--- start of STORED RECORDS ---

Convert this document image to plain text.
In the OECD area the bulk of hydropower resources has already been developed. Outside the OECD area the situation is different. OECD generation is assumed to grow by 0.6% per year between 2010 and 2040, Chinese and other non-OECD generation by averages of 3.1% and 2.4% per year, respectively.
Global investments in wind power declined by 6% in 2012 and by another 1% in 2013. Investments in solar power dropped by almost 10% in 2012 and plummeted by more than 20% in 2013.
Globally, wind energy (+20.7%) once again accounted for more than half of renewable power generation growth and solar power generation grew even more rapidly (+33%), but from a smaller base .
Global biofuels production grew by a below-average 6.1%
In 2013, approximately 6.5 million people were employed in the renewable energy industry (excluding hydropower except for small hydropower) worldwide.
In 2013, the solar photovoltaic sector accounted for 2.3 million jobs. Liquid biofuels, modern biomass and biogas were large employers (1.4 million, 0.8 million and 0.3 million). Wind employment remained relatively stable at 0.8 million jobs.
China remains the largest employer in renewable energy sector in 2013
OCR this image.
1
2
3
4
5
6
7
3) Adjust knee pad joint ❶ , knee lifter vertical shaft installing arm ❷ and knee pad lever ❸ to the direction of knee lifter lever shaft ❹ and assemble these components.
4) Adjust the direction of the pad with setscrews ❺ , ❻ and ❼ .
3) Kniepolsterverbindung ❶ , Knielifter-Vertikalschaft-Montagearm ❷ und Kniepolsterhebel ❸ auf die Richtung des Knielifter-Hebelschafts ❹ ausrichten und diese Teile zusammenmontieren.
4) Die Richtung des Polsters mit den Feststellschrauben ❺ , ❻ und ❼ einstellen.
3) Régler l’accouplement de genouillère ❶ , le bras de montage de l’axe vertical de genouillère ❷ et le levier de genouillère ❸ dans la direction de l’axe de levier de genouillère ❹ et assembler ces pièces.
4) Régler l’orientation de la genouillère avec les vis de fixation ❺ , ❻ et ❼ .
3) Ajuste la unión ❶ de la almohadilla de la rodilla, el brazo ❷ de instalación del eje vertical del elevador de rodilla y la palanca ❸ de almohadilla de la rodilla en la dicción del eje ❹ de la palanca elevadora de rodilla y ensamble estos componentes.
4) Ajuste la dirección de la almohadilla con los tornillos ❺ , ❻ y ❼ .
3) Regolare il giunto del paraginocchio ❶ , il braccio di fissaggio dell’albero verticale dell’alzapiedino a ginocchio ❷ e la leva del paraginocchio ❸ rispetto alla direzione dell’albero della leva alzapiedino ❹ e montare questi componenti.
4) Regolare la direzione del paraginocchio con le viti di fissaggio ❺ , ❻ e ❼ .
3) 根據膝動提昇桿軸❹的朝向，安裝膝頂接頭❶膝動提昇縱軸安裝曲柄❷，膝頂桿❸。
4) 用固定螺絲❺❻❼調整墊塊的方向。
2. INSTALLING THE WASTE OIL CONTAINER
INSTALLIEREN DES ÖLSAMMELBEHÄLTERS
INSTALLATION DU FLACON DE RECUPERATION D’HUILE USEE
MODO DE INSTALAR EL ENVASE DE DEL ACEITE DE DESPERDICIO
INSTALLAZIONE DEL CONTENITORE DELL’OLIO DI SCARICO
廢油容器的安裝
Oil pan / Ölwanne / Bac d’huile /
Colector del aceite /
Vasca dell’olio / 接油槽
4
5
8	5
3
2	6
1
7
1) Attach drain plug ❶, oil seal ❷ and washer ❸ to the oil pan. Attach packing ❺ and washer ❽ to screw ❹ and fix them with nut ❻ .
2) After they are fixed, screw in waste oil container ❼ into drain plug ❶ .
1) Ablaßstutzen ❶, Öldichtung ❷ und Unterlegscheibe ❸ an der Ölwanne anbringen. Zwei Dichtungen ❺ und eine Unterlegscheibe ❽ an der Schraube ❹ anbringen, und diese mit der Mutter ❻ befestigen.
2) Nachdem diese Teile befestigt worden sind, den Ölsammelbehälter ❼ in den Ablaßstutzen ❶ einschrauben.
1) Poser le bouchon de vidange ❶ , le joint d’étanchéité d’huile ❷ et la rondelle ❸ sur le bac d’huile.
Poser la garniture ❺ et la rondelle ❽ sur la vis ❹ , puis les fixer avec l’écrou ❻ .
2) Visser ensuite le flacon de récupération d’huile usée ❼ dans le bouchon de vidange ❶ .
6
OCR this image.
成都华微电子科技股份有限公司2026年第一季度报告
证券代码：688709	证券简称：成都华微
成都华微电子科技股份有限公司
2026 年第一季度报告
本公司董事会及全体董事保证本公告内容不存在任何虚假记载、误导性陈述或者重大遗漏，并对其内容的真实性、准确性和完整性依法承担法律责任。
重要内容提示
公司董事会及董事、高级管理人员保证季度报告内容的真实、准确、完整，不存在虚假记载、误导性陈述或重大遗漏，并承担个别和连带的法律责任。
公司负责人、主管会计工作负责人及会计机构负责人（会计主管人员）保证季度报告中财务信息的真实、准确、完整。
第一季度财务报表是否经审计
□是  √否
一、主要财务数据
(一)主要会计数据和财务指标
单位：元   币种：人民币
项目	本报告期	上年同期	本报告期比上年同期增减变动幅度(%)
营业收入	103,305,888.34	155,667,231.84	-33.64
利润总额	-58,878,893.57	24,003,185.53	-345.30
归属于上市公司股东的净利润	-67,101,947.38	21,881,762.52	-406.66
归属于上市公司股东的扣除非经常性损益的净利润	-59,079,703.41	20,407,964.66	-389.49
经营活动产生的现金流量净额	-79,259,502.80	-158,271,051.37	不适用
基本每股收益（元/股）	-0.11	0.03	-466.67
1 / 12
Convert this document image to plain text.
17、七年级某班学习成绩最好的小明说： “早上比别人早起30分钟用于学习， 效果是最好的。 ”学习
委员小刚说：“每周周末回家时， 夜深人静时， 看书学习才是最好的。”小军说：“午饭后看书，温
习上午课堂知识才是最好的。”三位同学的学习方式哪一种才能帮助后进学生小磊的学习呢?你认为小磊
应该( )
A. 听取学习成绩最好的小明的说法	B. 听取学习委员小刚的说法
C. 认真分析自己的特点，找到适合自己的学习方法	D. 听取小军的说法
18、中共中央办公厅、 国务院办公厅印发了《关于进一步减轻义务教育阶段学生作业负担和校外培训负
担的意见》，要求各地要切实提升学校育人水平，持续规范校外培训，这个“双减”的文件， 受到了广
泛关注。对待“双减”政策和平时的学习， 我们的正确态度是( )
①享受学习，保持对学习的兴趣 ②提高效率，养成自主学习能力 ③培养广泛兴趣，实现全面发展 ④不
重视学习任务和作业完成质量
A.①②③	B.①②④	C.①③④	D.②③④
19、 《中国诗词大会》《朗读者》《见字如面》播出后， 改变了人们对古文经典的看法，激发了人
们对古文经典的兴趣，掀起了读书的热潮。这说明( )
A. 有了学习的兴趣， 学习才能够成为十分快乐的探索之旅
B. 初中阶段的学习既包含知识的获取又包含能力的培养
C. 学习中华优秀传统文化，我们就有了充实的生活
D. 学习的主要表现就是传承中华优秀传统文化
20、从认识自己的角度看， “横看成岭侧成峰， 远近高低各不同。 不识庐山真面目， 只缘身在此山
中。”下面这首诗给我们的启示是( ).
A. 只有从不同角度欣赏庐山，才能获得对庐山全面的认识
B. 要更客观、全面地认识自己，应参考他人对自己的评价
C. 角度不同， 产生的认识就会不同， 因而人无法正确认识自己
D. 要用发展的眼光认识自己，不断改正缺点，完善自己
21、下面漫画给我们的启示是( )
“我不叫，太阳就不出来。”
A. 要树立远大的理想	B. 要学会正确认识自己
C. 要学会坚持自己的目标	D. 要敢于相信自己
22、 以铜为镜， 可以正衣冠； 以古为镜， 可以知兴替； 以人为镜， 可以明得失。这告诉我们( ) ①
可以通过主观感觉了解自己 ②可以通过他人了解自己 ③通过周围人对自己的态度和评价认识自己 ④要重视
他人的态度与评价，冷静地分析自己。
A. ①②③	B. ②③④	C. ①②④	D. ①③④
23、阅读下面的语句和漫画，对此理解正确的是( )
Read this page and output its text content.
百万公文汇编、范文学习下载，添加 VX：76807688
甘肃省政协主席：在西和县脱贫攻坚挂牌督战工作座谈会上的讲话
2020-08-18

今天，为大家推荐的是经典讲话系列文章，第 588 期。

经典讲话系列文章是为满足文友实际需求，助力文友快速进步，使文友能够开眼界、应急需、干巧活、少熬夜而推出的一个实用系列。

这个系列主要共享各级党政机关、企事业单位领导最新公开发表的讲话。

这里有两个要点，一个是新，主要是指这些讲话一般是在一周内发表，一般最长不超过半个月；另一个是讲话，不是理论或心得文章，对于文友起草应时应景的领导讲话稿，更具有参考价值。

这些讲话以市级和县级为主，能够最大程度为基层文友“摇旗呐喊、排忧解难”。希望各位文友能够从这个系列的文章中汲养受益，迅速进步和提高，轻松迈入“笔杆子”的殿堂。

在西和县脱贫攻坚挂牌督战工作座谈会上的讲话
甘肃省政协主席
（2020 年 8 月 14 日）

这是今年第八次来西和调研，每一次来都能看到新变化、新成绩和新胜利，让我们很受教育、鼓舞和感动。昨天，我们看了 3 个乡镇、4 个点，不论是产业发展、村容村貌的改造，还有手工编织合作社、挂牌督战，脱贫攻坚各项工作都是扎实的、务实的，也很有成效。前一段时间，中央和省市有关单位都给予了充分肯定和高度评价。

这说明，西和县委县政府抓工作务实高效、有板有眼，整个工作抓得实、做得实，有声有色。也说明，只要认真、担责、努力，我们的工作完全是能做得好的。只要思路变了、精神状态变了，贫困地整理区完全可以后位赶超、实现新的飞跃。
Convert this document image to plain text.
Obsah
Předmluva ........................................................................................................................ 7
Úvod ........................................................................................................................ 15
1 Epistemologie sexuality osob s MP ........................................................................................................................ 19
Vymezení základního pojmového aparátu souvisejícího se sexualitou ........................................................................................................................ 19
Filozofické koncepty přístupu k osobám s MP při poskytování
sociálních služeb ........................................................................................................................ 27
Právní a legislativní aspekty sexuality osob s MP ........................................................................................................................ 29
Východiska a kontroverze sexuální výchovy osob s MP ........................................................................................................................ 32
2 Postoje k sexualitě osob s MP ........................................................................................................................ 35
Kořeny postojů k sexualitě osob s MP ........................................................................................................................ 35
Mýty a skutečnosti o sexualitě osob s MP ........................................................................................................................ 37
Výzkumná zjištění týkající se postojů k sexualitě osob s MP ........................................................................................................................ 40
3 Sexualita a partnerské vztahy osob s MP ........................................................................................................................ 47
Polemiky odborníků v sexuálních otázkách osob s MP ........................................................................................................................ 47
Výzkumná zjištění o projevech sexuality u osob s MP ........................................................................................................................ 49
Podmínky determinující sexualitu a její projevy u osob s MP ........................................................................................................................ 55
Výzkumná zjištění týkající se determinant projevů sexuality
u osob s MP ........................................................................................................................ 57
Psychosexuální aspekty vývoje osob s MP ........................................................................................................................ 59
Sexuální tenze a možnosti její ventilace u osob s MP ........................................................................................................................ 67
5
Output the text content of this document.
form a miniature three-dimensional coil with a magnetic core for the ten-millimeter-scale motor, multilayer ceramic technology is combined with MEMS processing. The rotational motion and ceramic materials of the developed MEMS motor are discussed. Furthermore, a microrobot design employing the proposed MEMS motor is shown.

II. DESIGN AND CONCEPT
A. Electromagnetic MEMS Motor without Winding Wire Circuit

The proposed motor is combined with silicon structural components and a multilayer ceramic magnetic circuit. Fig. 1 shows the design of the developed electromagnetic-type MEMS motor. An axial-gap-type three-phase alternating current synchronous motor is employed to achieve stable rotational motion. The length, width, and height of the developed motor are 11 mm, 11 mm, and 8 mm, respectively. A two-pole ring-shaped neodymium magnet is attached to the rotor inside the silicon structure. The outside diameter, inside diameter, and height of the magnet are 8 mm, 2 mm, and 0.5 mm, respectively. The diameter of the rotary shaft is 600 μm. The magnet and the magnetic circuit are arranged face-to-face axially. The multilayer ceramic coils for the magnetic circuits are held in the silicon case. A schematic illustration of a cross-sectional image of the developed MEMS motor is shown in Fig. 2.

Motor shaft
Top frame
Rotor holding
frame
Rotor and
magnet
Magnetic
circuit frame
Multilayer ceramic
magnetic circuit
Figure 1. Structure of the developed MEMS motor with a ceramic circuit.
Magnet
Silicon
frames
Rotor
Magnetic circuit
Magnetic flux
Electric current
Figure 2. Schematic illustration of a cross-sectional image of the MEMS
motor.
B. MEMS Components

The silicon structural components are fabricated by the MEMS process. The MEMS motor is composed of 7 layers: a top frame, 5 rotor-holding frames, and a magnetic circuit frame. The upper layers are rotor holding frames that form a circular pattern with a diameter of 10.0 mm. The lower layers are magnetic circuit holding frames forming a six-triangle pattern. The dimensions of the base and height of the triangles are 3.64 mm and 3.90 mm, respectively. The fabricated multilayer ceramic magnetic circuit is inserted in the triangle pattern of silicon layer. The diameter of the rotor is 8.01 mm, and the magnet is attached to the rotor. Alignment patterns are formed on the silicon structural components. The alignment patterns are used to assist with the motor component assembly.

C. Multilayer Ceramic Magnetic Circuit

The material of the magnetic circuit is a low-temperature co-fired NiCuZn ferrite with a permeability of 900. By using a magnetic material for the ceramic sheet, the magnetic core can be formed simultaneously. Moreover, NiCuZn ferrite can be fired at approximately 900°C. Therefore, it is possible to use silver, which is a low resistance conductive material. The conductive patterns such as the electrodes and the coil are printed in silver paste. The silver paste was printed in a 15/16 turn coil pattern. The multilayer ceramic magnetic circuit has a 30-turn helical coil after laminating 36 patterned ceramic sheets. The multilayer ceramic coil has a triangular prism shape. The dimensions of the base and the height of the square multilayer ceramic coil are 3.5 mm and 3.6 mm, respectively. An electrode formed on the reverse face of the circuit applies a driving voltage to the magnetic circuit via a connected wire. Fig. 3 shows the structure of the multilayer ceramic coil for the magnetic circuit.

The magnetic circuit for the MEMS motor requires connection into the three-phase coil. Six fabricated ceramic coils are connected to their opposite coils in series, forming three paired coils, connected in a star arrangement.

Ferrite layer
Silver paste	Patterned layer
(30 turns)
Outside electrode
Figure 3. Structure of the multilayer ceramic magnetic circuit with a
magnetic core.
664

--- end of STORED RECORDS ---

> **SHORT TASK**
Using the entries above, return each line in which the word "vidange" occurs.

> **SOLUTION**
1) Poser le bouchon de vidange ❶ , le joint d’étanchéité d’huile ❷ et la rondelle ❸ sur le bac d’huile.
2) Visser ensuite le flacon de récupération d’huile usée ❼ dans le bouchon de vidange ❶ .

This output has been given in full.